--- start ---

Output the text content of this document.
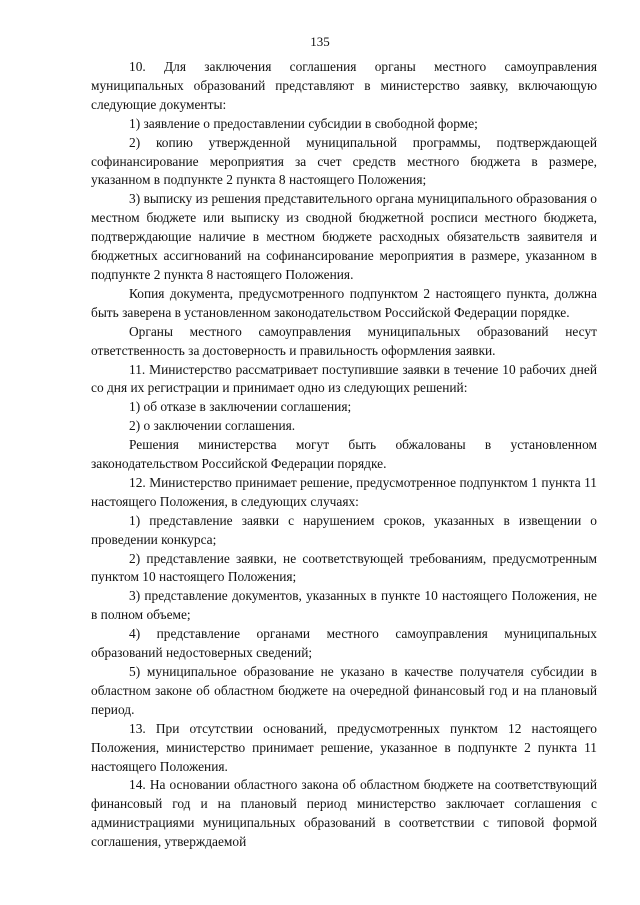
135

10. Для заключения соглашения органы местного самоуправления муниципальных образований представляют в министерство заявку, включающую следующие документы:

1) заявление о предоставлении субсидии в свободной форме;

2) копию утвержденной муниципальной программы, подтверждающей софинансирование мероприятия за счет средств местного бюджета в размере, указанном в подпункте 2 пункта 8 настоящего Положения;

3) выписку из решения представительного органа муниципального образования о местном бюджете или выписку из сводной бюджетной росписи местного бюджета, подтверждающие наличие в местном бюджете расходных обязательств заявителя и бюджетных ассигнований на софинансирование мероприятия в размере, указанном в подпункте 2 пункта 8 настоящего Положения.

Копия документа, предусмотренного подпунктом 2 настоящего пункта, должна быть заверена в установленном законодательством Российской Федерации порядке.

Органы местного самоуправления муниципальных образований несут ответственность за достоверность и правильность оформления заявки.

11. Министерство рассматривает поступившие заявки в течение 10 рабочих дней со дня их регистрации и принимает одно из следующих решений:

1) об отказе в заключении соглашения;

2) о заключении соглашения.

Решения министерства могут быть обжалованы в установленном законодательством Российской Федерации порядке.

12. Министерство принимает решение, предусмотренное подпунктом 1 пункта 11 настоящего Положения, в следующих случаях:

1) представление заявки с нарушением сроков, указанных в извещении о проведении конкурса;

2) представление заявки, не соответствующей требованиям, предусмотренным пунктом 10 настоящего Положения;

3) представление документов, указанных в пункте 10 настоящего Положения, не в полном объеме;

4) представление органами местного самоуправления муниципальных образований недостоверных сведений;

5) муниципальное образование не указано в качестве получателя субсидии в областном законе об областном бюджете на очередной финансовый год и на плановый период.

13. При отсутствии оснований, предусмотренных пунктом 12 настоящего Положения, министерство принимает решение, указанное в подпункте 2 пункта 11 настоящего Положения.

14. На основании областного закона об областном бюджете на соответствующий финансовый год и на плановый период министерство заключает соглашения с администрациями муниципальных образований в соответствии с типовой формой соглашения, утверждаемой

--- end ---
--- start ---

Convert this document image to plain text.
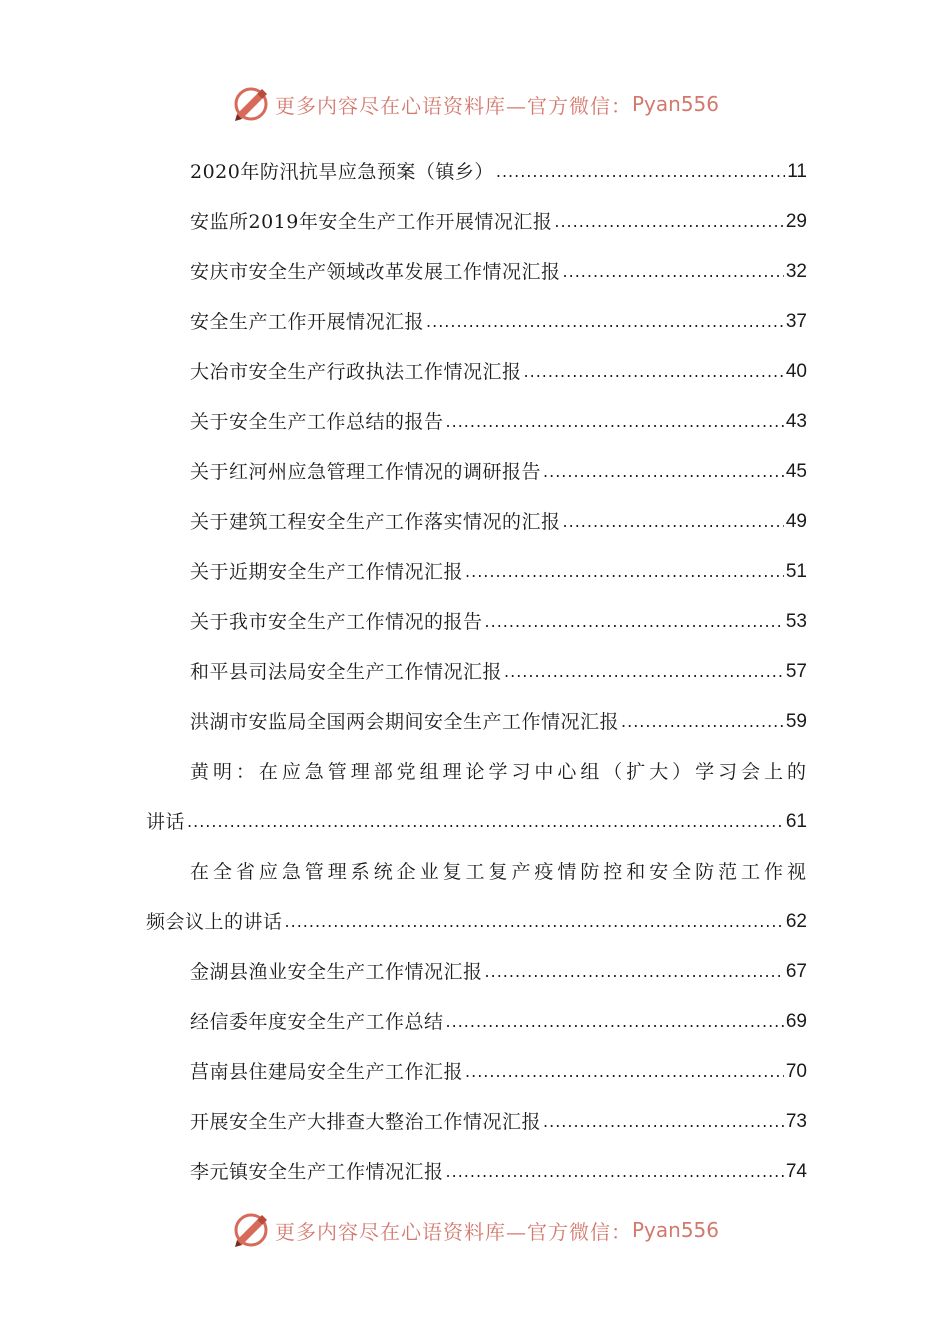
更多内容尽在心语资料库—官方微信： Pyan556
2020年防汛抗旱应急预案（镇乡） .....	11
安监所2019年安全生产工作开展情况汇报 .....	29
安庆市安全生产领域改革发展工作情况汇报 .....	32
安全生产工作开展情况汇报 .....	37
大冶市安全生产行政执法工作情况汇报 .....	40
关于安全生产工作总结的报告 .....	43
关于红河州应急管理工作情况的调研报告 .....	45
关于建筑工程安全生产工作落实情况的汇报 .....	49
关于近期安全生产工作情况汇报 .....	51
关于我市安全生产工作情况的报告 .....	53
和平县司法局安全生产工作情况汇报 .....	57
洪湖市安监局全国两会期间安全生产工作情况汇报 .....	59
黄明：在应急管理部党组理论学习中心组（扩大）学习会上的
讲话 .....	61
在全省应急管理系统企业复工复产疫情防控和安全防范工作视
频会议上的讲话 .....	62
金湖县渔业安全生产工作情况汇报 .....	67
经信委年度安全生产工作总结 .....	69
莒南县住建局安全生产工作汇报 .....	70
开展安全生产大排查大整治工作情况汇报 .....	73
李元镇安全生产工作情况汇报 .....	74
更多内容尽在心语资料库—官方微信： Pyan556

--- end ---

What you need to do> Read through the data and copy every line where "this" shows up.

Output of the task>
Output the text content of this document.
Convert this document image to plain text.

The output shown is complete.